▶ _DIRECTIVE 1_
Please read the Evangeline travel piece below and say whether each statement agrees with it, answering yes or no and quoting the deciding words: (a) The old books eventually found shelves beside a fireplace. (b) The paperback copy of the poem was bought at a bookshop during the trip. (c) Grand-Pré is now home to a winery.
▶ _DIRECTIVE 2_
Pick up the Evangeline travel piece below after its last sentence and write a continuation in the same voice.

# Start of PAGE EXCERPT

When we were newlyweds, my husband and I liked to visit antique shops and buy old, beautifully bound books. We imagined they’d someday grace bookshelves flanking a cozy fireplace, perched there in inviting repose, waiting to be enjoyed by fresh eyes. I had only one slightly snobbish rule as we shopped: Any book we considered had to be something I might read. No matter how gorgeously gilded or skillfully stamped, no matter how many leaves of glassine paper protected the color-plate illustrations, a book couldn’t be merely for show. Whether the subject was beekeeping or Women of The Bible (a huge book by Harriet Beecher Stowe), I had to be able to see myself actually opening it. One of the ones I most clearly remembering buying was a red leather-bound copy of a book with an evocative title, EVANGELINE. It was the work of poet William Wadsworth Longfellow. I never cracked it open.
Years passed. We moved and we moved and we moved and the books came along with us. I’m sorry to say they live in boxes still and never found their cozy shelves. Not yet, anyway.
Recently, we took a vacation to Cape Breton, Nova Scotia. After we passed over the Canso Causeway, I began to notice roadside signs advertising that we were traveling on The Evangeline Trail. I did a quick search and was delighted to find that the little red book in a basement box was the tragic tale of a Acadian girl and her lost love. I bought a paperback copy at the next bookshop.
The details in Longfellow’s story of the land and the people made our drive very pleasant. We traveled through Evangeline’s green and lovely village of Grand-Pré, now home to quite a posh winery. We saw the Minas Basin and the grand height of Blomidon off in the distance. The lush fields were protected by earthen dykes, just as in the story. I could imagine Evangeline’s plight as she and her neighbors were driven off by British soldiers as their pastoral homes burned.
I won’t spoil the rest of the story. You should read it for yourself.

# End of PAGE EXCERPT
# Start of DATASET ENTRIES

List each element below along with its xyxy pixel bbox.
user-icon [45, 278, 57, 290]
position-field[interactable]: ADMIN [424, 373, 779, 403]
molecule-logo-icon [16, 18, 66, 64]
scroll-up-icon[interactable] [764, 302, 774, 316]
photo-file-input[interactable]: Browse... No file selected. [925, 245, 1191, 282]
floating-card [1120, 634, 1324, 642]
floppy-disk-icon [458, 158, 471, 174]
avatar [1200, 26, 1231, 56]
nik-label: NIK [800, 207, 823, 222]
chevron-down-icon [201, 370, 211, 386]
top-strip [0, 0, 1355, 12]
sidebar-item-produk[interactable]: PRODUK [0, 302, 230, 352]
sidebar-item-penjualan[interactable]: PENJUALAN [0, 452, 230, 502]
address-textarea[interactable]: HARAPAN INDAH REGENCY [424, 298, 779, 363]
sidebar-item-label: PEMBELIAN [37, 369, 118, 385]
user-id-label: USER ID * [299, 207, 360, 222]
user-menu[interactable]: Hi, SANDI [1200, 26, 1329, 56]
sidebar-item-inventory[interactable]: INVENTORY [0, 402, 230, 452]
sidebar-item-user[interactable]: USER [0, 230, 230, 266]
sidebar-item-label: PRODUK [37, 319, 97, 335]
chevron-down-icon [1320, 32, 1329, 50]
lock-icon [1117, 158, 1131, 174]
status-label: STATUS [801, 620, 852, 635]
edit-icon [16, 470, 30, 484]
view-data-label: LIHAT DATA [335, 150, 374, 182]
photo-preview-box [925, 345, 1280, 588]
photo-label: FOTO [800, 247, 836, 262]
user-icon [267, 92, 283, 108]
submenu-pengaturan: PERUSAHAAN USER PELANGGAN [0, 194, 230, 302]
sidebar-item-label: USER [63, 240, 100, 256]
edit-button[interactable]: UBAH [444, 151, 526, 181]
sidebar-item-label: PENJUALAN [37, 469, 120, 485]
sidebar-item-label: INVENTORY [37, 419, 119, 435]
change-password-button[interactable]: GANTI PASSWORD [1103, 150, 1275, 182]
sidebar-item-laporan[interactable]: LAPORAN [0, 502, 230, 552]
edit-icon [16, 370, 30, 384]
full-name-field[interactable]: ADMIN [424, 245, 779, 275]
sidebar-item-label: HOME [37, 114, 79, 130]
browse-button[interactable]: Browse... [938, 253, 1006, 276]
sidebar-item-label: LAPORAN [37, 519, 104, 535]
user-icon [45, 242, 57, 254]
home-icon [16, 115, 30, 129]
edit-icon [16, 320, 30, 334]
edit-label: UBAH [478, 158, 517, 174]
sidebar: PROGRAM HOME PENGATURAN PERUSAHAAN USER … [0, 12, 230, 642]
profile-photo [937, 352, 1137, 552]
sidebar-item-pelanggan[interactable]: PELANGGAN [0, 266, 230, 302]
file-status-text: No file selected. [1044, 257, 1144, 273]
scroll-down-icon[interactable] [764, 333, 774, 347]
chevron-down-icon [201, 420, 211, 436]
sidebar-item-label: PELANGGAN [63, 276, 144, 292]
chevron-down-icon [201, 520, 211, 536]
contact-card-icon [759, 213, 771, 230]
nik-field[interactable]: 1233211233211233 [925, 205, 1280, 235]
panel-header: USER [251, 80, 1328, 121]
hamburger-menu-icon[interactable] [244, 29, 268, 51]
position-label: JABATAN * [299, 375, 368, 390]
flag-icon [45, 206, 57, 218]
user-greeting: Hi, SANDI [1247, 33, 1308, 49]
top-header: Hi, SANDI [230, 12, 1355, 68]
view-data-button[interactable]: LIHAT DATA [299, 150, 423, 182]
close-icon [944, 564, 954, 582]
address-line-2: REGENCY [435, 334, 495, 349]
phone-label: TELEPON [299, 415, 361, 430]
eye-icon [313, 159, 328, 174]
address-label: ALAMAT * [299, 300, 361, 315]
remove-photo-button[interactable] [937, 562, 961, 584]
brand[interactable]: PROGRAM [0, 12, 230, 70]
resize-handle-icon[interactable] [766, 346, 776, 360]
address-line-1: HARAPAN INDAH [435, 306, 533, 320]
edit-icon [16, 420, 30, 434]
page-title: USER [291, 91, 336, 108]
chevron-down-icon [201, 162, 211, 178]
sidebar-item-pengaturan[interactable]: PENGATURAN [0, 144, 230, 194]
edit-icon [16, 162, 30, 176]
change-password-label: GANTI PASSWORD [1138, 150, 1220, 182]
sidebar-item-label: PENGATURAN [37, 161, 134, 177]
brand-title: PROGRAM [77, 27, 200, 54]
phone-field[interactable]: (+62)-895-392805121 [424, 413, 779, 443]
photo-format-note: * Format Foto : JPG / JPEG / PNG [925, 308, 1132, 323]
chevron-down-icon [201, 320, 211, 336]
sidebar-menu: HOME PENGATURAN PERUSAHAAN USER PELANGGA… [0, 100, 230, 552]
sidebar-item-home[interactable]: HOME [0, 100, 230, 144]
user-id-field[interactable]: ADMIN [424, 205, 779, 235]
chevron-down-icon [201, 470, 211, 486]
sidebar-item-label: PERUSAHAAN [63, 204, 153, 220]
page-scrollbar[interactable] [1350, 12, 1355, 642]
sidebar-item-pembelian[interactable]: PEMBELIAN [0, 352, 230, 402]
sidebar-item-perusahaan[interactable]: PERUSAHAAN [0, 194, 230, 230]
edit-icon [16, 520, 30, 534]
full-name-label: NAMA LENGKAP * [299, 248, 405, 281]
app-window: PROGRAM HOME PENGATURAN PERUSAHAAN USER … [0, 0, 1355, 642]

# End of DATASET ENTRIES
# Start of DATASET ENTRIES

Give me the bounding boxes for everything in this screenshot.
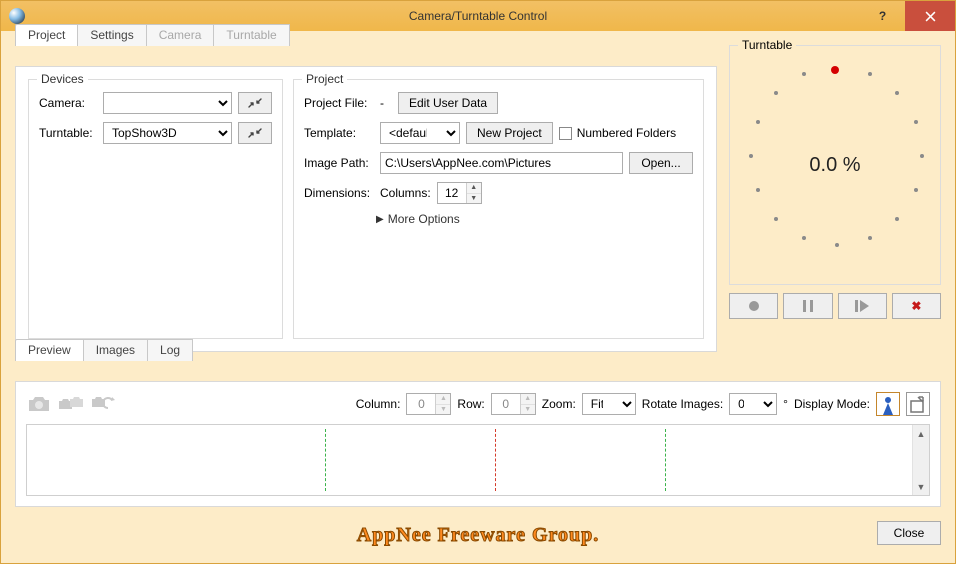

# End of DATASET ENTRIES

▶ _FINAL RESULT 1_
(a) No: "I’m sorry to say they live in boxes still and never found their cozy shelves."
(b) Yes: "I bought a paperback copy at the next bookshop."
(c) Yes: "now home to quite a posh winery."

▶ _FINAL RESULT 2_
When we arrived in the far north of Cape Breton, not far from the Highlands National Park, I bought another local favorite, Joyce Barkhouse’s 1990 middle grade novel, PIT PONY. The book was seamed with coal-mining drama and wrapped in the warmth of a tight-knit Cape Breton community. The story of Ben, an 11 year-old boy forced to become his family’s breadwinner after an accident disables both father and brother, is reminiscent of the classic book-turned-movie HOW GREEN WAS MY VALLEY. The pony of the tale is Gem, a horse brought from Sable Island to work in the pits. Ben and Gem develop a loving relationship and come to depend on one another for their very lives.
Once again, no spoilers here.
What I’d like to say is this: When you travel, be a loca-lex. Like a locavore, devour the native literary produce. Seek out books born of the place and treat yourself to a deeper, richer travel experience. Fiction, nonfiction, poetry, and more are paths to understanding and appreciating the human experience of life in a certain environment and time. Both EVANGELINE and PIT PONY gave me a perspective on of Cape Breton’s history and culture that a travel guide could never match.
I think I’ll go find that little red copy of Evangeline and bring her upstairs, where she belongs.
Enjoy the day.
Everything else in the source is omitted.